- To be done -
Search the material for the string "口语交际", then return every line where it is found.

[Start of Materials provided]

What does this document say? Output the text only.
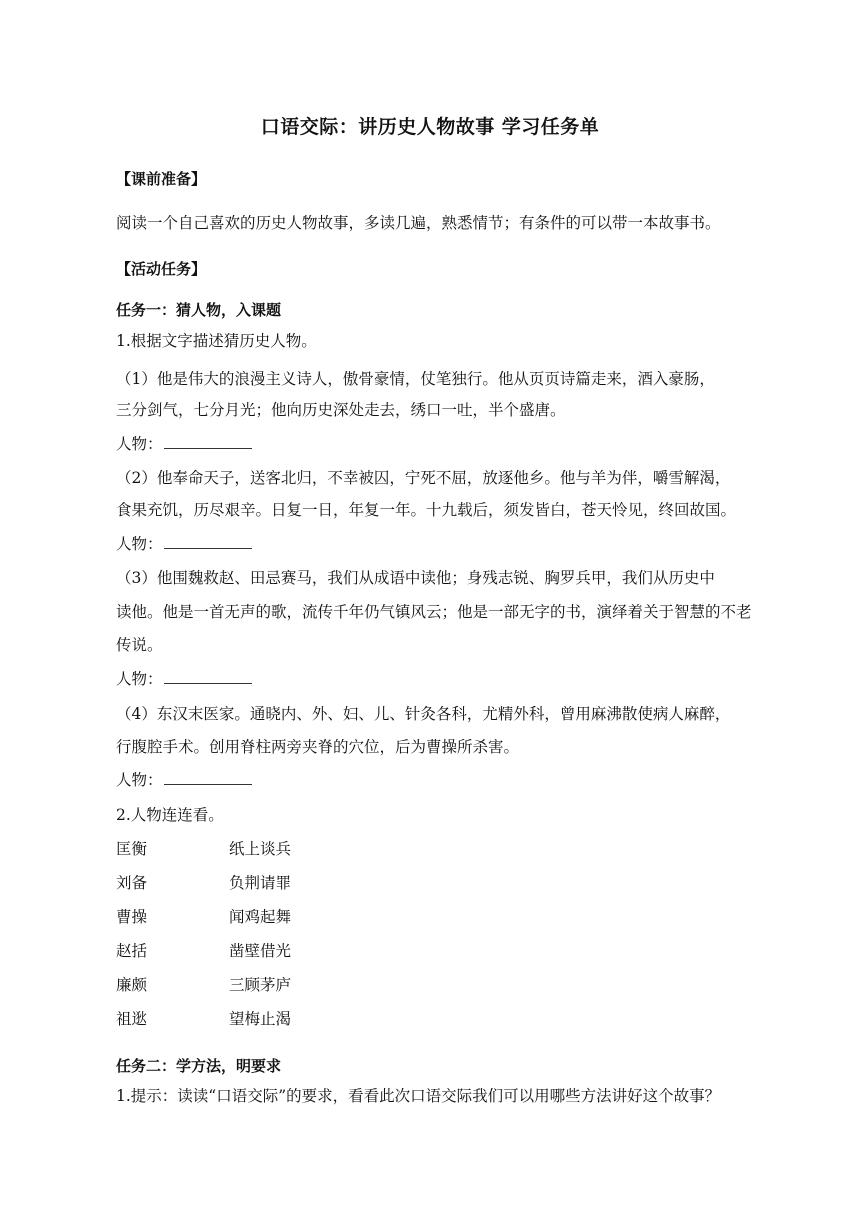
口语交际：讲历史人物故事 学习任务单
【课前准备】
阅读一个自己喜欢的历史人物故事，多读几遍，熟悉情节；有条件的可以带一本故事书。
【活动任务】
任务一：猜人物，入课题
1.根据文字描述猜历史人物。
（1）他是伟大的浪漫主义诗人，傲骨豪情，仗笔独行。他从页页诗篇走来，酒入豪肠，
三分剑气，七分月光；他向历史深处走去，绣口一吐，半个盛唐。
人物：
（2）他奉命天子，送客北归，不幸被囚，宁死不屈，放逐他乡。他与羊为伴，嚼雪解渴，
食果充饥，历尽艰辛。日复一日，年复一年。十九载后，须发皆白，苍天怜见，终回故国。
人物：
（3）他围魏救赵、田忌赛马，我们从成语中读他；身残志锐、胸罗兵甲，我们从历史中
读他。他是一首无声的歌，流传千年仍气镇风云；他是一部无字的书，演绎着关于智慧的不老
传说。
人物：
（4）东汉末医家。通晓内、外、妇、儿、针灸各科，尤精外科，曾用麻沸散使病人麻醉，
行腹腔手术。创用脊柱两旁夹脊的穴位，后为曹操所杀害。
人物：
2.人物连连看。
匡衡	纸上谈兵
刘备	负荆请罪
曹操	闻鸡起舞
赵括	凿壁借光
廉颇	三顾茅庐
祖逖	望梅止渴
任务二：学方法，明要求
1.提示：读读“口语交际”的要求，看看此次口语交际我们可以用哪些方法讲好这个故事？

[End of Materials provided]
[Start of Materials provided]

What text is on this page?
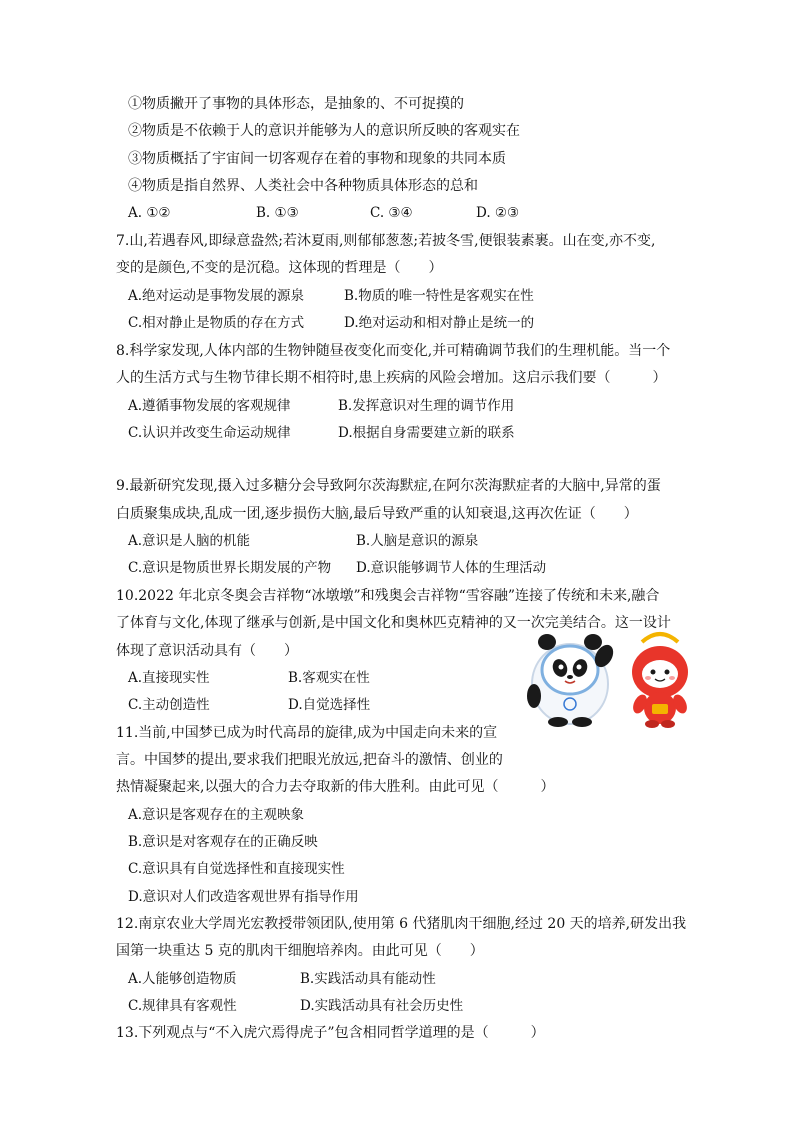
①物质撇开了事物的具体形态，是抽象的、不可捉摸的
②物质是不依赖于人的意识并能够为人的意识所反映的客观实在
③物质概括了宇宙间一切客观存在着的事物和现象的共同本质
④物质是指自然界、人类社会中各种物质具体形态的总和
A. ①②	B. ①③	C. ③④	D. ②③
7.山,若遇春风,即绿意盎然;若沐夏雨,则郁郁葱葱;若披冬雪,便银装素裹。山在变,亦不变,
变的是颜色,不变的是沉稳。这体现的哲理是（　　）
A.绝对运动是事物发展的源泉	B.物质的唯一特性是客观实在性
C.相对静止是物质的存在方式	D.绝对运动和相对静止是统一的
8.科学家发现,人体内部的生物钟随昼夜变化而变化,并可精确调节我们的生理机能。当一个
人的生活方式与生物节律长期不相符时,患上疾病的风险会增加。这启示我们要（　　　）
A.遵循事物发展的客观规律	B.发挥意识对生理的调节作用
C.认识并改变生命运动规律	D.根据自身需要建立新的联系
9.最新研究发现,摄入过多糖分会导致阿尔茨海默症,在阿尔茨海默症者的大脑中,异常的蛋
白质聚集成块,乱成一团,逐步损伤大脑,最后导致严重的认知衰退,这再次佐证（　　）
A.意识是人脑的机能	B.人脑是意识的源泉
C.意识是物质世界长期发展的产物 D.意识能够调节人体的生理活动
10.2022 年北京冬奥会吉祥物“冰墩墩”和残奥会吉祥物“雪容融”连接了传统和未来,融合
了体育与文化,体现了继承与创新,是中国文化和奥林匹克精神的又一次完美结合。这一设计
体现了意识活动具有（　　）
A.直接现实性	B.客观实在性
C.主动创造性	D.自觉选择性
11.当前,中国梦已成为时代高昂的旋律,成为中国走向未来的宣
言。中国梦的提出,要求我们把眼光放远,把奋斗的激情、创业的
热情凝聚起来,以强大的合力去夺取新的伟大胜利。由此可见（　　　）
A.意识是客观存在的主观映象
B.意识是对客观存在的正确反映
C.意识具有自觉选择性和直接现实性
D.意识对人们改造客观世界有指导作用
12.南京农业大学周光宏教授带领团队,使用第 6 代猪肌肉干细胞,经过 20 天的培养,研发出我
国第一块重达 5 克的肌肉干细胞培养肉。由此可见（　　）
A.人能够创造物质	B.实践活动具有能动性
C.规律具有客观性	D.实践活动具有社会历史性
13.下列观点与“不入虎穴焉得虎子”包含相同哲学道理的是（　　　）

[End of Materials provided]
[Start of Materials provided]

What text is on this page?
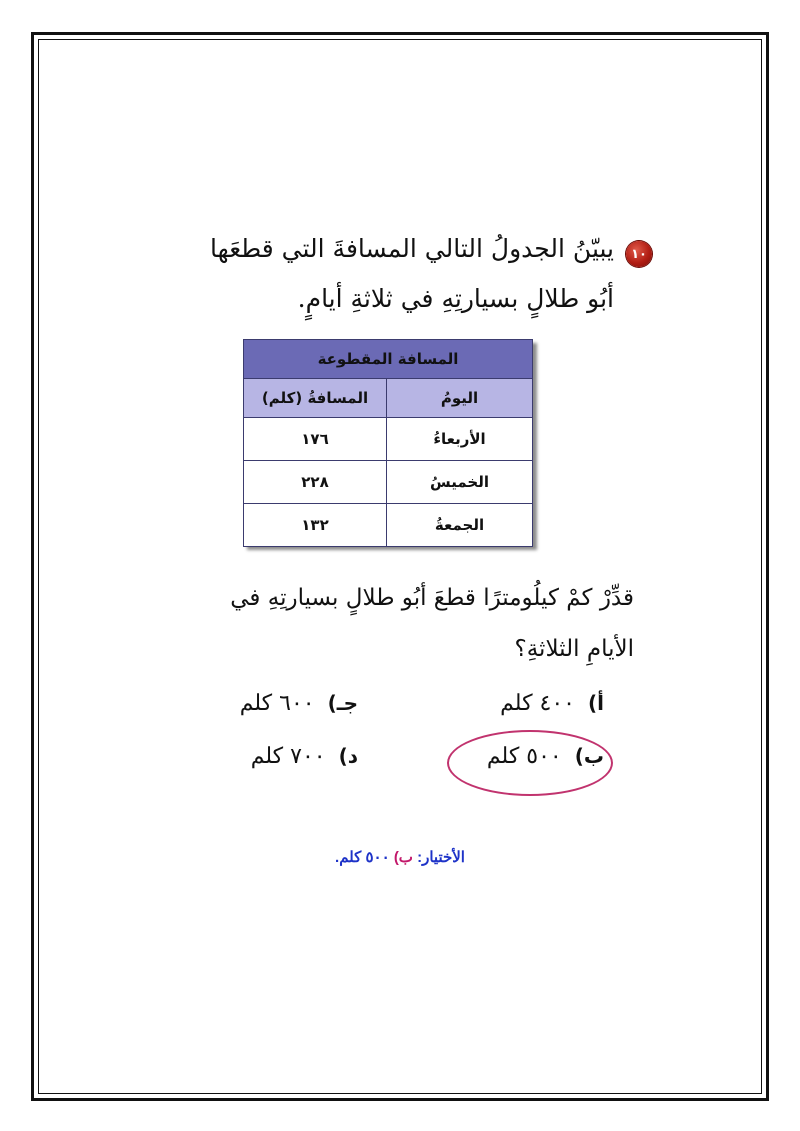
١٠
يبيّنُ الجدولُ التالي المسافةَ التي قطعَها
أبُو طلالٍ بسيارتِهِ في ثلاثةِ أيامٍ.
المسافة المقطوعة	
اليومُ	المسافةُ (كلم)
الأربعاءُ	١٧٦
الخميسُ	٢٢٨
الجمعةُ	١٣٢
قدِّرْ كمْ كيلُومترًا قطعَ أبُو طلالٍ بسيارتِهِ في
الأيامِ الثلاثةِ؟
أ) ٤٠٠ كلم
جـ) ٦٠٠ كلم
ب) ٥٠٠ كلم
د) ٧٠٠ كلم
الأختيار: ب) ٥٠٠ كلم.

[End of Materials provided]

- Output for this exercise -
口语交际：讲历史人物故事 学习任务单
1.提示：读读“口语交际”的要求，看看此次口语交际我们可以用哪些方法讲好这个故事？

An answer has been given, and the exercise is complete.